## [DATA TO PROCESS]

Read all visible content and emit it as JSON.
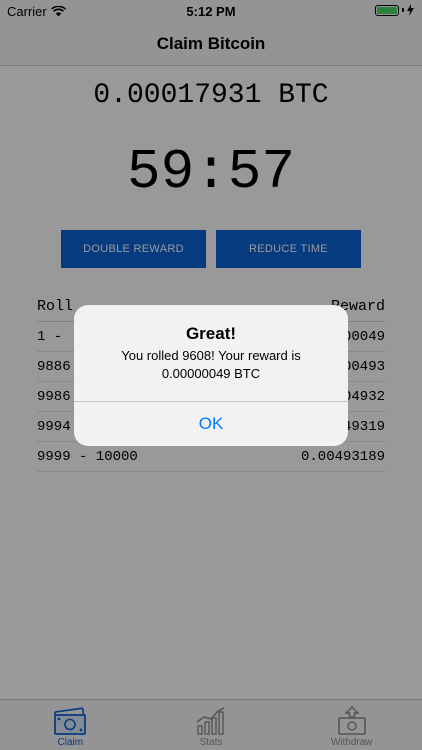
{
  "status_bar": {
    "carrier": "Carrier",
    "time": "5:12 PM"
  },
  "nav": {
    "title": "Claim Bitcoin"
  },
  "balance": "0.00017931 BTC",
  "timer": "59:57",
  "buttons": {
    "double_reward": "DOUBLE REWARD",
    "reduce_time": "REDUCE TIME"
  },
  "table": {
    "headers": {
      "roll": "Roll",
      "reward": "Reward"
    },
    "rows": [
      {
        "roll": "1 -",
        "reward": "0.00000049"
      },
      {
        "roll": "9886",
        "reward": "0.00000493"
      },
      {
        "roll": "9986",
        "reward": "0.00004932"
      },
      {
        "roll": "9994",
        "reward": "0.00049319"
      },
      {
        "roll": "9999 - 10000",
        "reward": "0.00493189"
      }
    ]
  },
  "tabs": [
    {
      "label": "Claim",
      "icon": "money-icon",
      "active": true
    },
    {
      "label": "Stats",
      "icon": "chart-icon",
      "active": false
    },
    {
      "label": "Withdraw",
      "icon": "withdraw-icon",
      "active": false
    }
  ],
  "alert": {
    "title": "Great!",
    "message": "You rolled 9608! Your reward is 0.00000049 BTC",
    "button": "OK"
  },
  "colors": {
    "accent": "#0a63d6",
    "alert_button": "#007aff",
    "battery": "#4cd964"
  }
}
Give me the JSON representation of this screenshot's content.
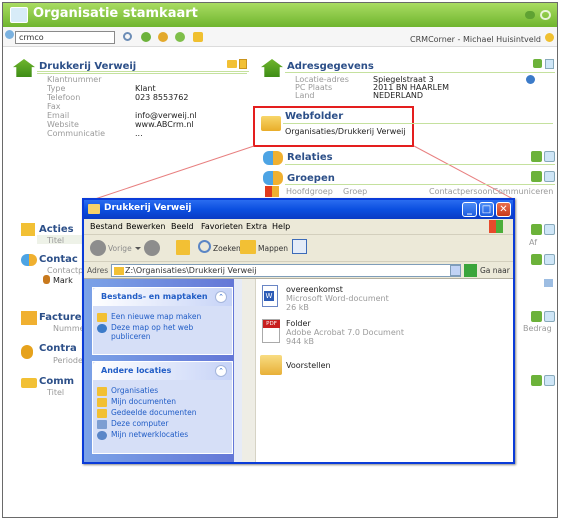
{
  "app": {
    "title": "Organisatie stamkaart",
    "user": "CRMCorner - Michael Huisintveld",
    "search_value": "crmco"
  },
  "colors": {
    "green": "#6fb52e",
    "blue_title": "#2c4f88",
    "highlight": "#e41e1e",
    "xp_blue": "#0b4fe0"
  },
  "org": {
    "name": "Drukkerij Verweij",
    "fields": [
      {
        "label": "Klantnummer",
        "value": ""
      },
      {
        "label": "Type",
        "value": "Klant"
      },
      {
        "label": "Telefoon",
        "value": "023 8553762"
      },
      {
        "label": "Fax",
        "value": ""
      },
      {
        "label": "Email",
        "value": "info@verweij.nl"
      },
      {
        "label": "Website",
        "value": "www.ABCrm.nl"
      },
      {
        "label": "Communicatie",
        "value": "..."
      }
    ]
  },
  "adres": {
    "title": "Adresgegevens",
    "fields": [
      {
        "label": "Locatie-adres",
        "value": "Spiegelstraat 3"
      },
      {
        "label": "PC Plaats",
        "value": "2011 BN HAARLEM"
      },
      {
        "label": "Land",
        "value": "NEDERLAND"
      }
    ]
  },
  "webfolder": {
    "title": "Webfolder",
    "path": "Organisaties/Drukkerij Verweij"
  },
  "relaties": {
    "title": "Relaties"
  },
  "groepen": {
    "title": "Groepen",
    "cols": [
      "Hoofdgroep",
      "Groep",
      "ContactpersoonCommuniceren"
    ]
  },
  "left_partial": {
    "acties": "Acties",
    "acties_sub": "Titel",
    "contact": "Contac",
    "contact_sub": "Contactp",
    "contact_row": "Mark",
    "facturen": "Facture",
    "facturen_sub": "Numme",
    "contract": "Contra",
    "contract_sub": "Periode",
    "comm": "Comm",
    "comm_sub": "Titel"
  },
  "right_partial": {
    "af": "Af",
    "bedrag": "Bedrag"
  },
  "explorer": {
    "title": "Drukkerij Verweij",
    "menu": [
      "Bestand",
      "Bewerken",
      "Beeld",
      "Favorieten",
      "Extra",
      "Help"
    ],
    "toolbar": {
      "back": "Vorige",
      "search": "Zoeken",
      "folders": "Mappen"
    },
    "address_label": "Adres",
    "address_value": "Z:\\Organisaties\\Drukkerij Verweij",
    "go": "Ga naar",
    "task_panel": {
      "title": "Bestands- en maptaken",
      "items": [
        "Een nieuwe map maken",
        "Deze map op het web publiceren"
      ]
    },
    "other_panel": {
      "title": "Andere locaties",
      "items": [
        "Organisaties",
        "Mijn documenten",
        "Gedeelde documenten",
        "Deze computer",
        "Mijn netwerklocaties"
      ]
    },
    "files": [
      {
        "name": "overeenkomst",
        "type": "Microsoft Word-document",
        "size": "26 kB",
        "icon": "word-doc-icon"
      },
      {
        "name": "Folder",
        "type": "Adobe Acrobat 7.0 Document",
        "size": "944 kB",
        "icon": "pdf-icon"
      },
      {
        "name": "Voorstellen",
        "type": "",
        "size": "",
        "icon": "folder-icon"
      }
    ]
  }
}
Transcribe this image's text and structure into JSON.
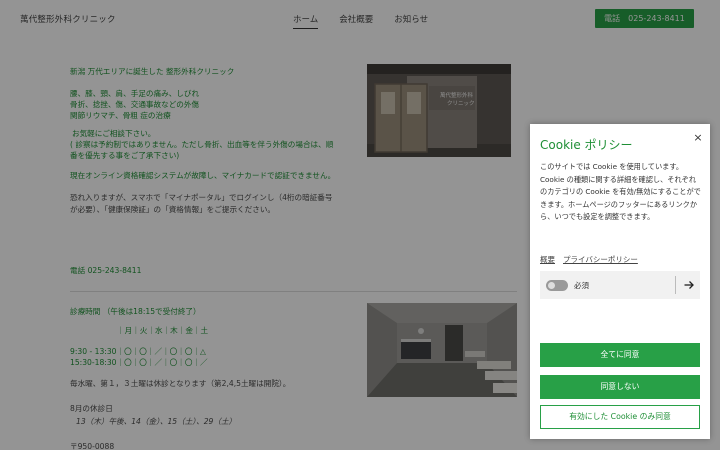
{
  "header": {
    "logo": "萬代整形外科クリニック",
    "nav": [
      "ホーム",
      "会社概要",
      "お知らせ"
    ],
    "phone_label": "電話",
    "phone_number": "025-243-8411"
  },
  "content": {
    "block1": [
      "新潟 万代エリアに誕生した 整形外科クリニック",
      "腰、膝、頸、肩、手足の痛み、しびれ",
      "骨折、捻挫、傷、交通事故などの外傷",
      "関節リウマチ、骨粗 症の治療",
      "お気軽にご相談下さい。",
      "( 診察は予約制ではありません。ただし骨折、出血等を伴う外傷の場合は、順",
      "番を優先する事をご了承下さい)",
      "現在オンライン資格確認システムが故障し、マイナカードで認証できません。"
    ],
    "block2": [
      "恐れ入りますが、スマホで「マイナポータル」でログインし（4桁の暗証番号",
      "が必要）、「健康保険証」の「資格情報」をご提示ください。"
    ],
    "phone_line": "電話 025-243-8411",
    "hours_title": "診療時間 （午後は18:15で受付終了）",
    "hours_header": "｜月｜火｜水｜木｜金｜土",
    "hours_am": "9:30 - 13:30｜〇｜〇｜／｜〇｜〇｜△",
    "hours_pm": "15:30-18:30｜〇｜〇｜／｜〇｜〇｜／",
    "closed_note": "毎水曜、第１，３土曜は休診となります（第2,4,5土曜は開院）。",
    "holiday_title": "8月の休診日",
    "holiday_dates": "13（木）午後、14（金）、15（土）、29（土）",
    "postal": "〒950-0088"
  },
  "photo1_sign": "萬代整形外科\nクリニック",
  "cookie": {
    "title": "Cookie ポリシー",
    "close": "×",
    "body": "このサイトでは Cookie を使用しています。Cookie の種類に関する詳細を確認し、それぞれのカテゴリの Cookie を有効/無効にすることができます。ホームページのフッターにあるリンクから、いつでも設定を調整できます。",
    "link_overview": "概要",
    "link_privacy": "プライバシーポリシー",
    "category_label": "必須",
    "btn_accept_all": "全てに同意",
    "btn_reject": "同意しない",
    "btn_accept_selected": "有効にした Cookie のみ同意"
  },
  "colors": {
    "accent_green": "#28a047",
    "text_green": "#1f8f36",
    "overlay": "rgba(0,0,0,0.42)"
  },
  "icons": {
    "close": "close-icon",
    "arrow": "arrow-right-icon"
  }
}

==

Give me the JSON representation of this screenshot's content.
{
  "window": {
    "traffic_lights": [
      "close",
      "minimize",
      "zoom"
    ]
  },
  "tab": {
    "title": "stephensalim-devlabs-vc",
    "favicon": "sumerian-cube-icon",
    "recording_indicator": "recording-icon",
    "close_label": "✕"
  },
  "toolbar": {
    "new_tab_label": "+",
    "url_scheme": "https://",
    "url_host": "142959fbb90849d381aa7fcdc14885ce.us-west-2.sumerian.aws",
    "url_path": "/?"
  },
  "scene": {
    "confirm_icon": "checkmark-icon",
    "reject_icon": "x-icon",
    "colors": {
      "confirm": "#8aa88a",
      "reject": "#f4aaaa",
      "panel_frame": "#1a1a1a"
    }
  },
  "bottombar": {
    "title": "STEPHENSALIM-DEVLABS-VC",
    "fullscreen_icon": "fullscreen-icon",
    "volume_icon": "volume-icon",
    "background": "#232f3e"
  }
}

## [WHAT IS ASKED]
Pick out the lines that contain "Mijn" and copy them.

## [EXERCISE SOLUTION]
        "Mijn documenten",
        "Mijn netwerklocaties"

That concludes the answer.